**GOAL:**
Without omitting anything, return the records precisely as given.

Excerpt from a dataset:
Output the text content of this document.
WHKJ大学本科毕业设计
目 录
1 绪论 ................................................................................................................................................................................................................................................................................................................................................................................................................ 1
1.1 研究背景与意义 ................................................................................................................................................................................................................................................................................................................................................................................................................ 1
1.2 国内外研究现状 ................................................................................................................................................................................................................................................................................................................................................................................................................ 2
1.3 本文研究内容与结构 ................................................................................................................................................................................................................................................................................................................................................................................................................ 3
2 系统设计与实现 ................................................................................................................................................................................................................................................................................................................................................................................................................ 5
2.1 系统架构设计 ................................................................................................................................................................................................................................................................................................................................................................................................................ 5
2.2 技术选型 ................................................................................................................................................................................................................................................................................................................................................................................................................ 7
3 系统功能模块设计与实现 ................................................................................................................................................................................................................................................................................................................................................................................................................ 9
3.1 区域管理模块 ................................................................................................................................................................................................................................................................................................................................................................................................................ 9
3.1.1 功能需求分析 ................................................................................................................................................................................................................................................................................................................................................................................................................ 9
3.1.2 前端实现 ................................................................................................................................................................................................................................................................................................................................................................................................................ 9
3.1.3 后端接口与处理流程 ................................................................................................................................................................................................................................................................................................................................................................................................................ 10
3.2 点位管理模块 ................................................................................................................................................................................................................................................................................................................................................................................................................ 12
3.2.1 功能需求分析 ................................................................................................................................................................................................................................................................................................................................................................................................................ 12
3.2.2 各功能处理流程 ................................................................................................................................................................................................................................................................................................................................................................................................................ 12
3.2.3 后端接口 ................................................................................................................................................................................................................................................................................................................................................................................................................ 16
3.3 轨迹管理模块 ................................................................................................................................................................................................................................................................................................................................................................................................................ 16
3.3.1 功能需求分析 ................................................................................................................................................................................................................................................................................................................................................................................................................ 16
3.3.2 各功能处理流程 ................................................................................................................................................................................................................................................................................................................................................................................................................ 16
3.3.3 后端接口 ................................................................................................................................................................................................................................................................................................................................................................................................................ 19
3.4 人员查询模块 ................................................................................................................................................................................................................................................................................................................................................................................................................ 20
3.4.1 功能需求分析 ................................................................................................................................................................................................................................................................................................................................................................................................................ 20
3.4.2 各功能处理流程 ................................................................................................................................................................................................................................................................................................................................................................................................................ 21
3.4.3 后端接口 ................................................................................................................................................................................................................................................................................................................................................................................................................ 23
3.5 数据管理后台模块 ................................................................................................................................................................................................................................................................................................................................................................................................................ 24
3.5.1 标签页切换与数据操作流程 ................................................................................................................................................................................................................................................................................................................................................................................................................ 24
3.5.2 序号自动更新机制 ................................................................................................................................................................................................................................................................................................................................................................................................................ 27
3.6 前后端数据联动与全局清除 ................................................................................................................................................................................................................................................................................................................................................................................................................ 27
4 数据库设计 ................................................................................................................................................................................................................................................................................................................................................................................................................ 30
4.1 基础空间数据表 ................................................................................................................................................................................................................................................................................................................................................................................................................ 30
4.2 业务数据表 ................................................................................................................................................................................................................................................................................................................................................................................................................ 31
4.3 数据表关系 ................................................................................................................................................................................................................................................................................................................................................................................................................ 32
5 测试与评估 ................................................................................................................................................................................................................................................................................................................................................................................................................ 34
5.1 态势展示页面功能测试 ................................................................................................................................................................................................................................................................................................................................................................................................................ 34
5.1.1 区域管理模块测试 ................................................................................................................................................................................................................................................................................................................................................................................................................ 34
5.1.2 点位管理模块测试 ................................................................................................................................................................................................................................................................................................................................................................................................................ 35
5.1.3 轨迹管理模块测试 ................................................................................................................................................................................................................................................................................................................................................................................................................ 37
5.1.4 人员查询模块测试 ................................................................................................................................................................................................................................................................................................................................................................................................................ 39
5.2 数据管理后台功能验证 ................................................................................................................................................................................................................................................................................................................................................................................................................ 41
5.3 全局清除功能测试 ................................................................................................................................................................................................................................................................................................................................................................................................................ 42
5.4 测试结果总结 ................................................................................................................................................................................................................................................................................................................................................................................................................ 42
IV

**EXPECTED ANSWER:**
Output the text content of this document.
WHKJ大学本科毕业设计
目 录
1 绪论 ................................................................................................................................................................................................................................................................................................................................................................................................................ 1
1.1 研究背景与意义 ................................................................................................................................................................................................................................................................................................................................................................................................................ 1
1.2 国内外研究现状 ................................................................................................................................................................................................................................................................................................................................................................................................................ 2
1.3 本文研究内容与结构 ................................................................................................................................................................................................................................................................................................................................................................................................................ 3
2 系统设计与实现 ................................................................................................................................................................................................................................................................................................................................................................................................................ 5
2.1 系统架构设计 ................................................................................................................................................................................................................................................................................................................................................................................................................ 5
2.2 技术选型 ................................................................................................................................................................................................................................................................................................................................................................................................................ 7
3 系统功能模块设计与实现 ................................................................................................................................................................................................................................................................................................................................................................................................................ 9
3.1 区域管理模块 ................................................................................................................................................................................................................................................................................................................................................................................................................ 9
3.1.1 功能需求分析 ................................................................................................................................................................................................................................................................................................................................................................................................................ 9
3.1.2 前端实现 ................................................................................................................................................................................................................................................................................................................................................................................................................ 9
3.1.3 后端接口与处理流程 ................................................................................................................................................................................................................................................................................................................................................................................................................ 10
3.2 点位管理模块 ................................................................................................................................................................................................................................................................................................................................................................................................................ 12
3.2.1 功能需求分析 ................................................................................................................................................................................................................................................................................................................................................................................................................ 12
3.2.2 各功能处理流程 ................................................................................................................................................................................................................................................................................................................................................................................................................ 12
3.2.3 后端接口 ................................................................................................................................................................................................................................................................................................................................................................................................................ 16
3.3 轨迹管理模块 ................................................................................................................................................................................................................................................................................................................................................................................................................ 16
3.3.1 功能需求分析 ................................................................................................................................................................................................................................................................................................................................................................................................................ 16
3.3.2 各功能处理流程 ................................................................................................................................................................................................................................................................................................................................................................................................................ 16
3.3.3 后端接口 ................................................................................................................................................................................................................................................................................................................................................................................................................ 19
3.4 人员查询模块 ................................................................................................................................................................................................................................................................................................................................................................................................................ 20
3.4.1 功能需求分析 ................................................................................................................................................................................................................................................................................................................................................................................................................ 20
3.4.2 各功能处理流程 ................................................................................................................................................................................................................................................................................................................................................................................................................ 21
3.4.3 后端接口 ................................................................................................................................................................................................................................................................................................................................................................................................................ 23
3.5 数据管理后台模块 ................................................................................................................................................................................................................................................................................................................................................................................................................ 24
3.5.1 标签页切换与数据操作流程 ................................................................................................................................................................................................................................................................................................................................................................................................................ 24
3.5.2 序号自动更新机制 ................................................................................................................................................................................................................................................................................................................................................................................................................ 27
3.6 前后端数据联动与全局清除 ................................................................................................................................................................................................................................................................................................................................................................................................................ 27
4 数据库设计 ................................................................................................................................................................................................................................................................................................................................................................................................................ 30
4.1 基础空间数据表 ................................................................................................................................................................................................................................................................................................................................................................................................................ 30
4.2 业务数据表 ................................................................................................................................................................................................................................................................................................................................................................................................................ 31
4.3 数据表关系 ................................................................................................................................................................................................................................................................................................................................................................................................................ 32
5 测试与评估 ................................................................................................................................................................................................................................................................................................................................................................................................................ 34
5.1 态势展示页面功能测试 ................................................................................................................................................................................................................................................................................................................................................................................................................ 34
5.1.1 区域管理模块测试 ................................................................................................................................................................................................................................................................................................................................................................................................................ 34
5.1.2 点位管理模块测试 ................................................................................................................................................................................................................................................................................................................................................................................................................ 35
5.1.3 轨迹管理模块测试 ................................................................................................................................................................................................................................................................................................................................................................................................................ 37
5.1.4 人员查询模块测试 ................................................................................................................................................................................................................................................................................................................................................................................................................ 39
5.2 数据管理后台功能验证 ................................................................................................................................................................................................................................................................................................................................................................................................................ 41
5.3 全局清除功能测试 ................................................................................................................................................................................................................................................................................................................................................................................................................ 42
5.4 测试结果总结 ................................................................................................................................................................................................................................................................................................................................................................................................................ 42
IV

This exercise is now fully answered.